» **Set task**
Give the number of lines that contain the string "Italia", and nothing else.

» **Extracted entries**
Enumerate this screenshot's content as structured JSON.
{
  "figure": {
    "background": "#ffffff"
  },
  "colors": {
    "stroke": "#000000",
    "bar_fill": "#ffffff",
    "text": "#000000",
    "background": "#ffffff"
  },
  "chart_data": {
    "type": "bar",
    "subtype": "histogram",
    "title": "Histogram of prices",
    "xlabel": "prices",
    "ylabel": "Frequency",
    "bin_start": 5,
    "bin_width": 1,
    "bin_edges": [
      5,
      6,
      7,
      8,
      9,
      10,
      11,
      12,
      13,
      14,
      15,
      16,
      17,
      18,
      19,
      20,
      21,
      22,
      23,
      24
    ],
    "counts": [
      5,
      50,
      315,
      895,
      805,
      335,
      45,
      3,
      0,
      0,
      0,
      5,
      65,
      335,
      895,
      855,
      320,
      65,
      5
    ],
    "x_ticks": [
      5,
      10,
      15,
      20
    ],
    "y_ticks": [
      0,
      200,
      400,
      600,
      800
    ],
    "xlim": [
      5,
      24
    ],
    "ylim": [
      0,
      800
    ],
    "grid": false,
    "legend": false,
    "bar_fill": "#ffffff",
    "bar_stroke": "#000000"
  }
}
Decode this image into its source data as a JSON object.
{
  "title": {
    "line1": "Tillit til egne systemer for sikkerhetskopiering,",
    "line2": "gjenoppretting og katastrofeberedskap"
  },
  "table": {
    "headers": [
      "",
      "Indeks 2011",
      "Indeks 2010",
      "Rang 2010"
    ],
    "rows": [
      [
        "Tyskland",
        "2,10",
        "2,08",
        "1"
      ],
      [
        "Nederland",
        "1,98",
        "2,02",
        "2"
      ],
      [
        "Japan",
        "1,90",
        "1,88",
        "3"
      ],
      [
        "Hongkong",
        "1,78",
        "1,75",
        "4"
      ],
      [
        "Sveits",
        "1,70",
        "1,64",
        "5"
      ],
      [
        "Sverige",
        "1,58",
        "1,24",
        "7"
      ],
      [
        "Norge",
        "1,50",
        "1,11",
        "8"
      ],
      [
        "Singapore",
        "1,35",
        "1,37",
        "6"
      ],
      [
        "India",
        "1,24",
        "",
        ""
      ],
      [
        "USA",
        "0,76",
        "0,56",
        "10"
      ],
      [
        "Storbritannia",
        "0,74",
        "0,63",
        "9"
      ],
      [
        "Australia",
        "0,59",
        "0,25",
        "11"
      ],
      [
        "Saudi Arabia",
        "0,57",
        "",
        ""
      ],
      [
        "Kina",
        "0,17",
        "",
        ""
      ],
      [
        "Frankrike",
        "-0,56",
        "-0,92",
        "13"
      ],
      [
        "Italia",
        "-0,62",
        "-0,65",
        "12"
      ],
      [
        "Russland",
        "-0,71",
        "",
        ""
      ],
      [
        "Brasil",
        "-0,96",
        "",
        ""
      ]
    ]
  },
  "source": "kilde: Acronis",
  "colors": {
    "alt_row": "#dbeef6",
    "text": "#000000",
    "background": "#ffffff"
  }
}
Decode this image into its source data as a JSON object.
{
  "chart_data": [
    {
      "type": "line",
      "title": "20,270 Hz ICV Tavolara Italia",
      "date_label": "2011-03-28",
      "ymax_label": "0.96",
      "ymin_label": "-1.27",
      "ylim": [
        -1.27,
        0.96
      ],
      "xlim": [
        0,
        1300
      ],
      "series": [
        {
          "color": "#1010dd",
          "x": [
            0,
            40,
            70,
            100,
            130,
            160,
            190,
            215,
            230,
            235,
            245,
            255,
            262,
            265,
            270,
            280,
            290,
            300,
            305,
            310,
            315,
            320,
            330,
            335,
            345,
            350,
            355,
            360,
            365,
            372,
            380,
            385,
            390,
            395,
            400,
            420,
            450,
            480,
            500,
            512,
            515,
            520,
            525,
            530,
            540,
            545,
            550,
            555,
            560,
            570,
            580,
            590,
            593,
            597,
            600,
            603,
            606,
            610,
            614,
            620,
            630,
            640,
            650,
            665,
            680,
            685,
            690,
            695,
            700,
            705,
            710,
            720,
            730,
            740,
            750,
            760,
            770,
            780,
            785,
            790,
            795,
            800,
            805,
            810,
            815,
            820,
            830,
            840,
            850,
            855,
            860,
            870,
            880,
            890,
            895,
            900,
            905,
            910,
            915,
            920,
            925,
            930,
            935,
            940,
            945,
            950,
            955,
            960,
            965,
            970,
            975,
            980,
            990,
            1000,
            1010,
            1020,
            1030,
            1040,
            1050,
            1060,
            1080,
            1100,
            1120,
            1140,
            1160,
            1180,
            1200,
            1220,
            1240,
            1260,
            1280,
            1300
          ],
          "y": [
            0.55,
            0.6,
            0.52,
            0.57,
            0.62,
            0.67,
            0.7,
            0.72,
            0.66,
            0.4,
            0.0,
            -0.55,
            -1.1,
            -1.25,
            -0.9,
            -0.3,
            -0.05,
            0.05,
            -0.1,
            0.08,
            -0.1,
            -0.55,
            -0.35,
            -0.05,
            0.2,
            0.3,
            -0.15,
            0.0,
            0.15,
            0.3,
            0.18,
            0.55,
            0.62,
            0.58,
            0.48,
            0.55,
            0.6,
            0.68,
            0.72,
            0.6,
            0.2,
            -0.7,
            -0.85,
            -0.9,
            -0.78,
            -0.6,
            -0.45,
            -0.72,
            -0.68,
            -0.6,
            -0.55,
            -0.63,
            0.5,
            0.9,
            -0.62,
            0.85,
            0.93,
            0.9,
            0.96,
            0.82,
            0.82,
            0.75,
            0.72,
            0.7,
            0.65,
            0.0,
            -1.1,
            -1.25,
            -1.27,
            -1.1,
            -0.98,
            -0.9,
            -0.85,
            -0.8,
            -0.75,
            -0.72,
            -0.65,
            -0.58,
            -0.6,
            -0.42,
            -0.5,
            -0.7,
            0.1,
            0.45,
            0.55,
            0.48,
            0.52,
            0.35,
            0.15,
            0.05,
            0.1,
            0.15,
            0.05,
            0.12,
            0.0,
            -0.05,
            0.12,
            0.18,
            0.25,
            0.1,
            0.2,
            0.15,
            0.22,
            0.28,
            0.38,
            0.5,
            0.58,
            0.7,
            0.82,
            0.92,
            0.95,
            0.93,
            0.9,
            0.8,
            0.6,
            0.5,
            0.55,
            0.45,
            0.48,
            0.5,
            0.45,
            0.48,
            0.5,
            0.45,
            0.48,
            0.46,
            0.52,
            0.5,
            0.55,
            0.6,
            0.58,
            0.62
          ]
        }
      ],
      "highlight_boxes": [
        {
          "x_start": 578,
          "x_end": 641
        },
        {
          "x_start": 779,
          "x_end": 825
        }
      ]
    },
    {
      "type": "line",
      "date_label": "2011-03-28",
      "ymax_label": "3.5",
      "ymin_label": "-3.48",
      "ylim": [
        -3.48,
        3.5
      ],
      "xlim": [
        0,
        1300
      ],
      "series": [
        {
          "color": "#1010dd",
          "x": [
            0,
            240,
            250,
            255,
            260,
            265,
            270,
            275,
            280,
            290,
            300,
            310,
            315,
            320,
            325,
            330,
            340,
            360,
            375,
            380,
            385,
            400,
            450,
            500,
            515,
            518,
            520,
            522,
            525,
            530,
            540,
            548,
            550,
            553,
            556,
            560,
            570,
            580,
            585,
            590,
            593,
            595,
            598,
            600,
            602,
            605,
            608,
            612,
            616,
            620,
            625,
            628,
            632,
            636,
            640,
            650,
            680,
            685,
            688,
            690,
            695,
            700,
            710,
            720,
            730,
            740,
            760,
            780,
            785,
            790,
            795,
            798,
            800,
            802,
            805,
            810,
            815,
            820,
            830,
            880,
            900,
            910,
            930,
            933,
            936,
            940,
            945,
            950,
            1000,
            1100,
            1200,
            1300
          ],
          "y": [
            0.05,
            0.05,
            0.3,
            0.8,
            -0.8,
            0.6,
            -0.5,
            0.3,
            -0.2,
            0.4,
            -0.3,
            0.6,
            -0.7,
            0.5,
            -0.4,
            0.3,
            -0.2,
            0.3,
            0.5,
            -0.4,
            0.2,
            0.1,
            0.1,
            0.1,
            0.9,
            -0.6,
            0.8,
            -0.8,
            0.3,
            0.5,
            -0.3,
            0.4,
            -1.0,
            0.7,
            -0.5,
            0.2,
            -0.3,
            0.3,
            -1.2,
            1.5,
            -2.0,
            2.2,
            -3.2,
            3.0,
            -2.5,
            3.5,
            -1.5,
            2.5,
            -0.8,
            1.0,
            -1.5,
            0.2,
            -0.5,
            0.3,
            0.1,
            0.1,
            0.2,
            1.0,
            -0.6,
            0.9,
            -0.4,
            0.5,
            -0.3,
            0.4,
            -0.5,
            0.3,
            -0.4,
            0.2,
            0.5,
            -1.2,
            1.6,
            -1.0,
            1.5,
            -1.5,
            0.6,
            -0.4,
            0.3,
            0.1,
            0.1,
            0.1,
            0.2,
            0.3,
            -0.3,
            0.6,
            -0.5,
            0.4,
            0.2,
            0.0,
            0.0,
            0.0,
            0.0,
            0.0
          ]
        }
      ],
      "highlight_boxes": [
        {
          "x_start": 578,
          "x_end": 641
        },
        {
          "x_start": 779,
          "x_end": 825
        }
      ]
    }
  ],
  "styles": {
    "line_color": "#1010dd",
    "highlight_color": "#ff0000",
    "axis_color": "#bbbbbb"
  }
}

» **Final answer**
2